Start of Exercise passage
The Commission therefore has concerns that the transaction could reduce the merged entity's and its competitors' incentives to compete, leading to higher prices, loss of innovative offers and lower quality on the Danish retail mobile telecommunications market. The transaction would also lead to a reduction in the number of MNOs able to offer wholesale services, thus reducing the choice of alternative host networks, and weakening the negotiating position of wholesale customers (other companies wanting to provide mobile telecommunications services without owning their own network). Finally, the merger would result in a highly concentrated market structure with two large and symmetric operators at the retail and wholesale level. The Commission has concerns that this could lead to coordination between the remaining operators.

The Commission will now investigate the proposed transaction in-depth in order to determine whether its competition concerns are confirmed or not. The transaction was notified to the Commission on 27 February 2015.
End of Exercise passage
Start of Supplied entries
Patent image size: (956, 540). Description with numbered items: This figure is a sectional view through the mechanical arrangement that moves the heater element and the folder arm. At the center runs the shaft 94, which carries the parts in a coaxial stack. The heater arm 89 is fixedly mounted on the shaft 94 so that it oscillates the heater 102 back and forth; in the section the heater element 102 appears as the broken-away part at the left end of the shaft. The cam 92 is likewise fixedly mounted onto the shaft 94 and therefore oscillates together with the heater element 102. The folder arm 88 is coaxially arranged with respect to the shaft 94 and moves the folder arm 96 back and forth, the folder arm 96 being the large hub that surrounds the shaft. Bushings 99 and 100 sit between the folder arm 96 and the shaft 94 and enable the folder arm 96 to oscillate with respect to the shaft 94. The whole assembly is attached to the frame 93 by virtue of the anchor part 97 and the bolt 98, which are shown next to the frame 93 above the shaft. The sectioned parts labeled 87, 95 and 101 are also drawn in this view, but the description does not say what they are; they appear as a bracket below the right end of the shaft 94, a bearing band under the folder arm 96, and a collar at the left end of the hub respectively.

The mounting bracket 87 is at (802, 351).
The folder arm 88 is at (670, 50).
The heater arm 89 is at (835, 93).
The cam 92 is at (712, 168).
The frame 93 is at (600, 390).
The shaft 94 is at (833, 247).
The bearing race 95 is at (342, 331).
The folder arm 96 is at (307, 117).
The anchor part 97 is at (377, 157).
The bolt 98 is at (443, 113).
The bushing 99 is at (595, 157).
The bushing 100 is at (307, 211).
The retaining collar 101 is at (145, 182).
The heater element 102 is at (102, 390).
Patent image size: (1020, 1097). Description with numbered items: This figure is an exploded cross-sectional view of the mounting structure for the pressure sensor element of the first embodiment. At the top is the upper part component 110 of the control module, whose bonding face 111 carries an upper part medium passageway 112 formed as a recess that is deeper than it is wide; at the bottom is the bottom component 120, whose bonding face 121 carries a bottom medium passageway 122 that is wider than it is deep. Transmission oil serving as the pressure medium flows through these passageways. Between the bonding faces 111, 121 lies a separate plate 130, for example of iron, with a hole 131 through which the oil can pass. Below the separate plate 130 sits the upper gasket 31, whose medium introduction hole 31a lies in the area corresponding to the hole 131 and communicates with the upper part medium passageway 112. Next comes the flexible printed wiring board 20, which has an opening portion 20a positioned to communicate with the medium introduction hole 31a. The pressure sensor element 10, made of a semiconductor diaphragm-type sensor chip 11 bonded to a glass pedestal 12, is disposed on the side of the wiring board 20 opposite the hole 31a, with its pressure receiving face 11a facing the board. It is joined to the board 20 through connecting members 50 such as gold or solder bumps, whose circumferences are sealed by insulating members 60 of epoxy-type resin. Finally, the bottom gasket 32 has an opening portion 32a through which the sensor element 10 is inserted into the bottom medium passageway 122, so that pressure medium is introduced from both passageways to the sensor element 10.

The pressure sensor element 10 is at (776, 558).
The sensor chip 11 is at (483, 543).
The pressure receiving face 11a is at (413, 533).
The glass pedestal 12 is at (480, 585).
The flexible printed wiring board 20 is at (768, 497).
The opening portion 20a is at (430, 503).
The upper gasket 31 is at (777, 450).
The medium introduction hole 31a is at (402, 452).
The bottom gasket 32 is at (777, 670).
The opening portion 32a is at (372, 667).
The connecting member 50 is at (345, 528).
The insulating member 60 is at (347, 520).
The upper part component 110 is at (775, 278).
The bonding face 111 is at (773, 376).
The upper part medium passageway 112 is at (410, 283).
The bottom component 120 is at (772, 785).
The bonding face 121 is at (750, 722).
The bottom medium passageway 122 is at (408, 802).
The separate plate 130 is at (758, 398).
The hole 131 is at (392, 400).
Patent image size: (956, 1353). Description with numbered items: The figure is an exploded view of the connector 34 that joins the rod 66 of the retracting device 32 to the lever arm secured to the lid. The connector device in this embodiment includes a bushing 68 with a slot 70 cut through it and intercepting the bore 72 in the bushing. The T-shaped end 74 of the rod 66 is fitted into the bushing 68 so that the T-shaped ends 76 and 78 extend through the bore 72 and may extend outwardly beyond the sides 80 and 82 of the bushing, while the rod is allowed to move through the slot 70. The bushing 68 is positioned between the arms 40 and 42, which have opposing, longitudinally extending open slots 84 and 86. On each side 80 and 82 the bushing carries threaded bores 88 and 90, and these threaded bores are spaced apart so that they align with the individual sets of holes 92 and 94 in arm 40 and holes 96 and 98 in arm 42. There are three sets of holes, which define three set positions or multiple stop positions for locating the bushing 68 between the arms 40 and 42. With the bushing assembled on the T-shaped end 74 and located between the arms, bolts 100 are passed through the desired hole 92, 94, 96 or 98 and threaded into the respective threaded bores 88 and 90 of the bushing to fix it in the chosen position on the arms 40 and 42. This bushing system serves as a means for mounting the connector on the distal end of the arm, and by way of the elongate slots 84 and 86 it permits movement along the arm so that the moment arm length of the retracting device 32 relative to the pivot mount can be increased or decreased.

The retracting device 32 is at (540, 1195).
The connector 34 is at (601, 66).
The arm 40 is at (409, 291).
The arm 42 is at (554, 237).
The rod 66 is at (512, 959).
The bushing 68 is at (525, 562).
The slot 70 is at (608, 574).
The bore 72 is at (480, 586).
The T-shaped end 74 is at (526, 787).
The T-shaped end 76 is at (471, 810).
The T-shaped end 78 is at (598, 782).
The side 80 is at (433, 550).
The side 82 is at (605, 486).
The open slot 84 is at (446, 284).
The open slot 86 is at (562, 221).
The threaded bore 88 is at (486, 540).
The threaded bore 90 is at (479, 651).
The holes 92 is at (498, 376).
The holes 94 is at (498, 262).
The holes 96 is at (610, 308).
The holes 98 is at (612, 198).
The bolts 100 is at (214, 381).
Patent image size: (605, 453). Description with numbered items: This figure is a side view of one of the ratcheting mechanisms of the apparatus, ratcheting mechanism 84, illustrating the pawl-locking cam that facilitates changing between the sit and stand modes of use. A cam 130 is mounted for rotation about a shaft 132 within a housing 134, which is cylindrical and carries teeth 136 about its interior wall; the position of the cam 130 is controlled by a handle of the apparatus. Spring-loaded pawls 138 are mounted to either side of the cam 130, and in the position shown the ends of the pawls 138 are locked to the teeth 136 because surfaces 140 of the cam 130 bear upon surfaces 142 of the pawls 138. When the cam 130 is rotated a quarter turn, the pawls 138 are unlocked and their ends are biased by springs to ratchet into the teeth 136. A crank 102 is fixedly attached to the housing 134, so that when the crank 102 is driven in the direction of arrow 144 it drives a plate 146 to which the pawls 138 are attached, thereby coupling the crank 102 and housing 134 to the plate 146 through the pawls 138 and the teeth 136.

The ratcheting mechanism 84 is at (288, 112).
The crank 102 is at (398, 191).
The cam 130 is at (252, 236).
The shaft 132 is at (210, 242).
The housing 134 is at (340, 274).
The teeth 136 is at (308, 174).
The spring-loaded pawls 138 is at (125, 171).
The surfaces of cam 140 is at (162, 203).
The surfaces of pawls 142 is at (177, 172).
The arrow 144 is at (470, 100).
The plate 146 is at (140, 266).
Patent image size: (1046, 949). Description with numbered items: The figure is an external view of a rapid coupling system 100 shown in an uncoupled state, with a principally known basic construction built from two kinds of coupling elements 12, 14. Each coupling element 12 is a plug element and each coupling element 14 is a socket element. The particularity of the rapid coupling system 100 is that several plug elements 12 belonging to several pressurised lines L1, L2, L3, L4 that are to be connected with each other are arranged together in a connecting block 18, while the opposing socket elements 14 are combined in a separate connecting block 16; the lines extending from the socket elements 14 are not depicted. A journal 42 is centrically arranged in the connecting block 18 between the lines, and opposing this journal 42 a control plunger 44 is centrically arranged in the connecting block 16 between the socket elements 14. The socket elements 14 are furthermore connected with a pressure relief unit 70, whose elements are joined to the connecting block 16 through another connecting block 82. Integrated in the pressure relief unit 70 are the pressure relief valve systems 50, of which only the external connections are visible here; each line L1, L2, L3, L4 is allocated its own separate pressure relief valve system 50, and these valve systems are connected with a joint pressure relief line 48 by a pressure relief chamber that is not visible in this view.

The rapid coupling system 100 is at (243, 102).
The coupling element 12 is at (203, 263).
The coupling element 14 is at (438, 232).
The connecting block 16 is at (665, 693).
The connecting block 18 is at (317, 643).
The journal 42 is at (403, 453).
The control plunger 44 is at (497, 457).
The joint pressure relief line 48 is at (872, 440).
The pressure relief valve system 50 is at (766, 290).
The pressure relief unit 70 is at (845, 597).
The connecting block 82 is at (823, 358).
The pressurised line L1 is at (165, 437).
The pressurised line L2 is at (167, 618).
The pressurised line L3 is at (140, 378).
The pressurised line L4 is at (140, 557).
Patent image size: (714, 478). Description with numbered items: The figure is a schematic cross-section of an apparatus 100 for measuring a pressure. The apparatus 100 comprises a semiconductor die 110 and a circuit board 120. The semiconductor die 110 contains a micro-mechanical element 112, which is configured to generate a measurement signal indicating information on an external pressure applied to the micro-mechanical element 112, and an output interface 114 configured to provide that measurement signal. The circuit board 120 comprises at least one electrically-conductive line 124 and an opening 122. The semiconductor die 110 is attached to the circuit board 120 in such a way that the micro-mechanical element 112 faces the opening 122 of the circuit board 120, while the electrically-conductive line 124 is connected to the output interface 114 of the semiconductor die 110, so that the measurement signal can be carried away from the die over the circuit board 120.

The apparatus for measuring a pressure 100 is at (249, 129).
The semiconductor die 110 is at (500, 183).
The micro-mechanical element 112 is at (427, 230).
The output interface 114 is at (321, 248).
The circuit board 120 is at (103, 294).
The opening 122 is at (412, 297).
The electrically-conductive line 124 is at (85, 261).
End of Supplied entries
Task prompt: Resume the passage on the Commission's review of the Danish mobile telecommunications merger, continuing from its last sentence.

Task answer:
Companies and products

TeliaSonera is a telecommunications operator based in Sweden. It is a provider of fixed and mobile telecommunications services, as well as broadband and television services in Denmark, Estonia, Finland, Lithuania and Sweden. It provides mobile telecommunications services in Latvia, Norway and Spain. TeliaSonera also provides telecommunications services in a number of countries outside of the EEA.

Telenor is a telecommunications operator based in Norway. In the EEA, the Telenor group provides mobile and fixed telecommunications services, as well as broadband and television services in Norway, Sweden and Denmark, and also provides mobile telecommunications services in Hungary and Bulgaria. The Telenor group also provides telecommunications services in a number of countries outside the EEA.

TeliaSonera and Telenor are already cooperating in Denmark through a network-sharing agreement, which was approved by the Danish competition authority in 2012.

Merger control rules and procedures

The Commission has the duty to assess mergers and acquisitions involving companies with a turnover above certain thresholds (see Article 1 of the Merger Regulation) and to prevent concentrations that would significantly impede effective competition in the EEA or any substantial part of it.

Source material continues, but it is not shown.